E, in effetti, la battaglia a favore della povertà, Francesco storicamente l’ha persa e non poteva essere diversamente, perché il  sistema non poteva consentire che nemmeno un piccolissimo ramo della  chiesa vivesse  in assoluta povertà, perché quello sarebbe stato un atto d’accusa permanente nei  confronti delle ricchezze delle gerarchie  e dei chierici e ancora di più sarebbe stato un mettere  in discussione la struttura del potere e della  società, alla quale struttura la chiesa faceva da guardiana in quanto sistema di controllo delle coscienze, per conto del potere civile e del suo.
Anche un  minimo esponente della chiesa non poteva andare in giro vestito da straccione o dormire in una capanna, perché quello stesso comportamento avrebbe messo in discussione il potere del sistema.
E questo infatti disputavano i cardinali quando Francesco si era convinto di dovere andare dal papa a Roma a  chiedere una sua autorizzazione.
Senza di quella sarebbe stato considerato un  eretico a rischio della vita stessa.
L’autorizzazione in realtà non c’è mai stata, perché la regola poi approvata non era quella di  Francesco, ma quella di Elia, che Francesco non condivideva e bene a fatto la Cavani a non nascondere il sostanziale fallimento di Francesco su questo punto.
L’ordine francescano si è storicamente costituito su regole addomesticate, che stravolgevano il pensiero di Francesco, ma quello era il prezzo da pagare per la  sua sopravvivenza.
O così o sul rogo.
Molto efficace la scelta della Cavani di  accentuare con un importantissimo dettaglio visivo e di abbigliamento  la differenza fra  i vestiti  da straccione o da pastore dei discepoli più stretti di Francesco e quelli invece dei conventuali che portavano il loro saio ben ordinato ed uguale per tutti.
Conventuali che parlavano già un’altra lingua Francesco vivente, quando, per esempio, gli dicono : noi dobbiamo parlare anche ai colti e per parlare con loro debbiamo studiare sui libri e parlare latino.
Ecco il salto che Francesco, fosse stato per lui non avrebbe mai voluto fare.
Lui voleva che si facesse riferimento solo al Vangelo e senza commenti.
Passare allo studio ed all’uso della teologia, la vedeva come una forma di tradimento della purezza del messaggio.
Ma questo concetto era assolutamente irricevibile per la gerarchia, esattamente come irricevibile era quello della povertà.
Perché la teologia dogmatica era usata per scardinare il messaggio originario a favore del potere della gerarchia.

(BLOCCO DATI)

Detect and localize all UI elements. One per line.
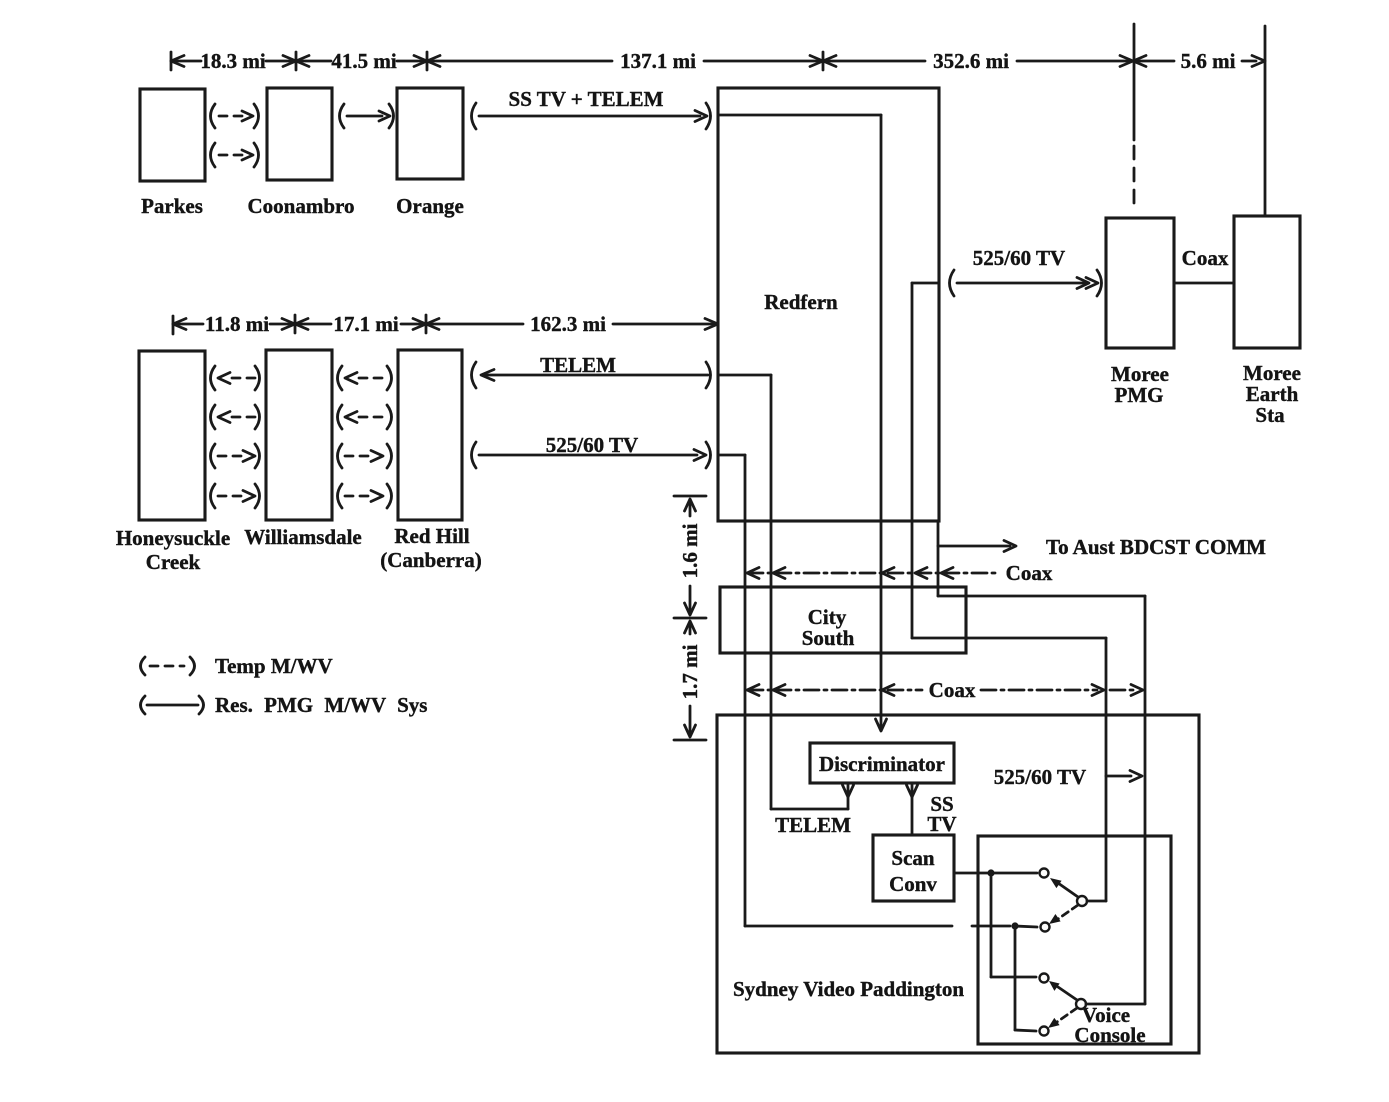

(CONSEGNA) Riproduci alla lettera il passo del testo su Francesco e la povertà compreso tra "E, in effetti, la" e "civile e del suo.", estremi inclusi. Per svolgere l'esercizio i dati non servono.

(RISPOSTA)
E, in effetti, la battaglia a favore della povertà, Francesco storicamente l’ha persa e non poteva essere diversamente, perché il  sistema non poteva consentire che nemmeno un piccolissimo ramo della  chiesa vivesse  in assoluta povertà, perché quello sarebbe stato un atto d’accusa permanente nei  confronti delle ricchezze delle gerarchie  e dei chierici e ancora di più sarebbe stato un mettere  in discussione la struttura del potere e della  società, alla quale struttura la chiesa faceva da guardiana in quanto sistema di controllo delle coscienze, per conto del potere civile e del suo.